## begin

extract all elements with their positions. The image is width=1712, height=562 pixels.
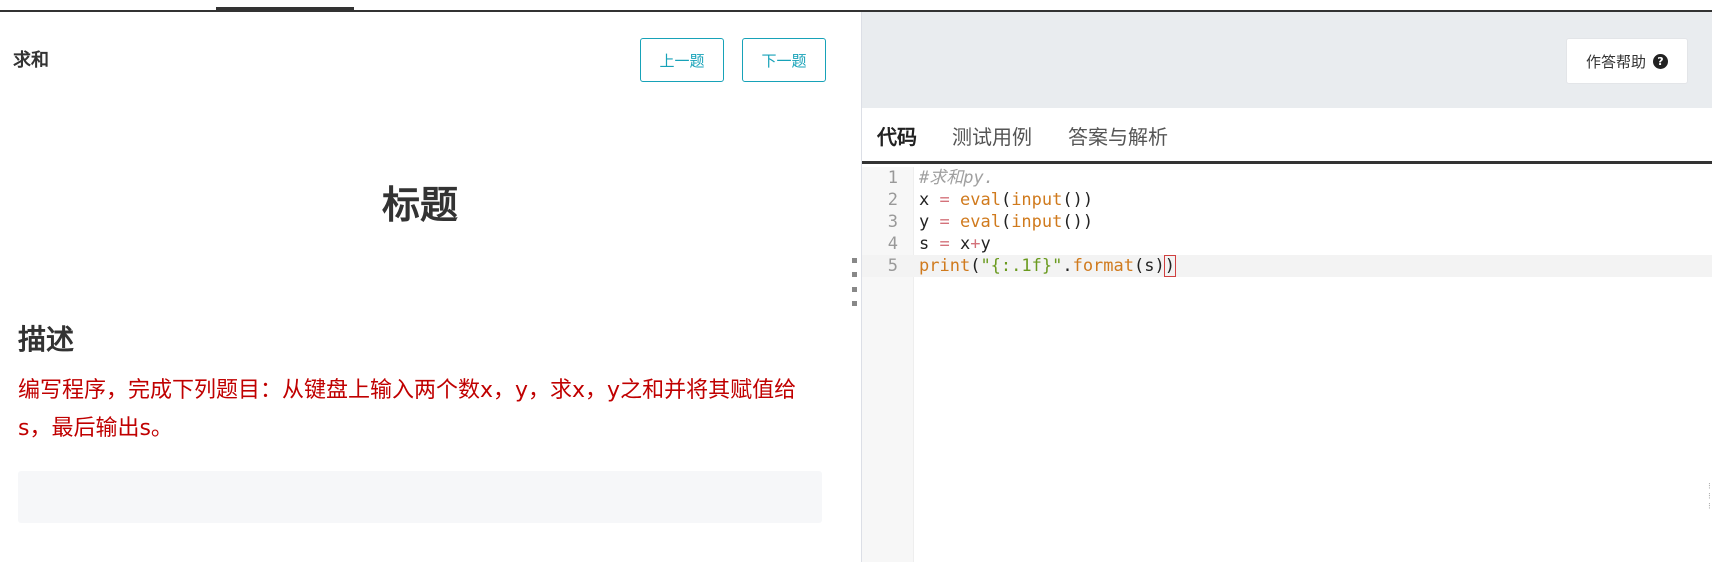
tab-test-cases[interactable]: 测试用例 — [952, 108, 1032, 162]
tab-code[interactable]: 代码 — [877, 108, 917, 162]
description-heading: 描述 — [18, 323, 75, 356]
top-active-tab-indicator — [216, 7, 354, 11]
tab-answer-analysis[interactable]: 答案与解析 — [1068, 108, 1168, 162]
next-question-button[interactable]: 下一题 — [742, 38, 826, 82]
drag-dot — [851, 300, 857, 306]
code-text: #求和py. — [919, 168, 994, 188]
line-number: 5 — [887, 256, 898, 276]
code-pane: 作答帮助 ? 代码 测试用例 答案与解析 1 #求和py. 2 x = eval… — [862, 12, 1712, 562]
prev-question-button[interactable]: 上一题 — [640, 38, 724, 82]
line-number: 1 — [887, 168, 898, 188]
line-number: 2 — [887, 190, 898, 210]
text-cursor — [1174, 257, 1176, 275]
code-text: s = x+y — [919, 234, 991, 254]
code-line-current[interactable]: 5 print("{:.1f}".format(s)) — [862, 255, 1712, 277]
code-line[interactable]: 1 #求和py. — [862, 167, 1712, 189]
problem-pane: 求和 上一题 下一题 标题 描述 编写程序，完成下列题目：从键盘上输入两个数x，… — [0, 12, 860, 562]
sample-block — [18, 471, 822, 523]
code-line[interactable]: 3 y = eval(input()) — [862, 211, 1712, 233]
splitter-drag-handle[interactable] — [850, 258, 858, 306]
line-number: 4 — [887, 234, 898, 254]
problem-name: 求和 — [13, 50, 49, 71]
code-line[interactable]: 4 s = x+y — [862, 233, 1712, 255]
tab-bar: 代码 测试用例 答案与解析 — [862, 108, 1712, 164]
page-title: 标题 — [381, 183, 458, 227]
question-circle-icon: ? — [1653, 53, 1668, 69]
drag-dot — [851, 286, 857, 292]
code-line[interactable]: 2 x = eval(input()) — [862, 189, 1712, 211]
code-pane-header: 作答帮助 ? — [862, 12, 1712, 108]
help-button-label: 作答帮助 — [1585, 52, 1646, 71]
drag-dot — [851, 258, 857, 263]
code-text: x = eval(input()) — [919, 190, 1094, 210]
answer-help-button[interactable]: 作答帮助 ? — [1566, 38, 1688, 84]
drag-dot — [851, 272, 857, 278]
line-number: 3 — [887, 212, 898, 232]
code-text: print("{:.1f}".format(s)) — [919, 255, 1176, 277]
code-editor[interactable]: 1 #求和py. 2 x = eval(input()) 3 y = eval(… — [862, 167, 1712, 562]
description-text: 编写程序，完成下列题目：从键盘上输入两个数x，y，求x，y之和并将其赋值给s，最… — [18, 378, 797, 441]
code-text: y = eval(input()) — [919, 212, 1094, 232]
scroll-edge-marks: ⁝ ⁝ ⁝ — [1708, 482, 1711, 512]
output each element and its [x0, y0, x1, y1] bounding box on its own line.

## end

■ Your objective
Could you copy out the whole listing above line for line, with nothing changed, and leave out the picture?

■ The answer
extract all elements with their positions. The image is width=1712, height=562 pixels.
tab-test-cases[interactable]: 测试用例 — [952, 108, 1032, 162]
tab-code[interactable]: 代码 — [877, 108, 917, 162]
description-heading: 描述 — [18, 323, 75, 356]
top-active-tab-indicator — [216, 7, 354, 11]
tab-answer-analysis[interactable]: 答案与解析 — [1068, 108, 1168, 162]
next-question-button[interactable]: 下一题 — [742, 38, 826, 82]
drag-dot — [851, 300, 857, 306]
code-text: #求和py. — [919, 168, 994, 188]
line-number: 5 — [887, 256, 898, 276]
code-pane: 作答帮助 ? 代码 测试用例 答案与解析 1 #求和py. 2 x = eval… — [862, 12, 1712, 562]
prev-question-button[interactable]: 上一题 — [640, 38, 724, 82]
line-number: 1 — [887, 168, 898, 188]
line-number: 2 — [887, 190, 898, 210]
text-cursor — [1174, 257, 1176, 275]
code-text: s = x+y — [919, 234, 991, 254]
code-line-current[interactable]: 5 print("{:.1f}".format(s)) — [862, 255, 1712, 277]
code-line[interactable]: 1 #求和py. — [862, 167, 1712, 189]
problem-pane: 求和 上一题 下一题 标题 描述 编写程序，完成下列题目：从键盘上输入两个数x，… — [0, 12, 860, 562]
sample-block — [18, 471, 822, 523]
code-line[interactable]: 3 y = eval(input()) — [862, 211, 1712, 233]
splitter-drag-handle[interactable] — [850, 258, 858, 306]
line-number: 4 — [887, 234, 898, 254]
problem-name: 求和 — [13, 50, 49, 71]
code-line[interactable]: 4 s = x+y — [862, 233, 1712, 255]
tab-bar: 代码 测试用例 答案与解析 — [862, 108, 1712, 164]
page-title: 标题 — [381, 183, 458, 227]
question-circle-icon: ? — [1653, 53, 1668, 69]
drag-dot — [851, 286, 857, 292]
code-line[interactable]: 2 x = eval(input()) — [862, 189, 1712, 211]
code-pane-header: 作答帮助 ? — [862, 12, 1712, 108]
help-button-label: 作答帮助 — [1585, 52, 1646, 71]
drag-dot — [851, 258, 857, 263]
code-text: x = eval(input()) — [919, 190, 1094, 210]
answer-help-button[interactable]: 作答帮助 ? — [1566, 38, 1688, 84]
drag-dot — [851, 272, 857, 278]
line-number: 3 — [887, 212, 898, 232]
code-text: print("{:.1f}".format(s)) — [919, 255, 1176, 277]
code-editor[interactable]: 1 #求和py. 2 x = eval(input()) 3 y = eval(… — [862, 167, 1712, 562]
description-text: 编写程序，完成下列题目：从键盘上输入两个数x，y，求x，y之和并将其赋值给s，最… — [18, 378, 797, 441]
code-text: y = eval(input()) — [919, 212, 1094, 232]
scroll-edge-marks: ⁝ ⁝ ⁝ — [1708, 482, 1711, 512]
output each element and its [x0, y0, x1, y1] bounding box on its own line.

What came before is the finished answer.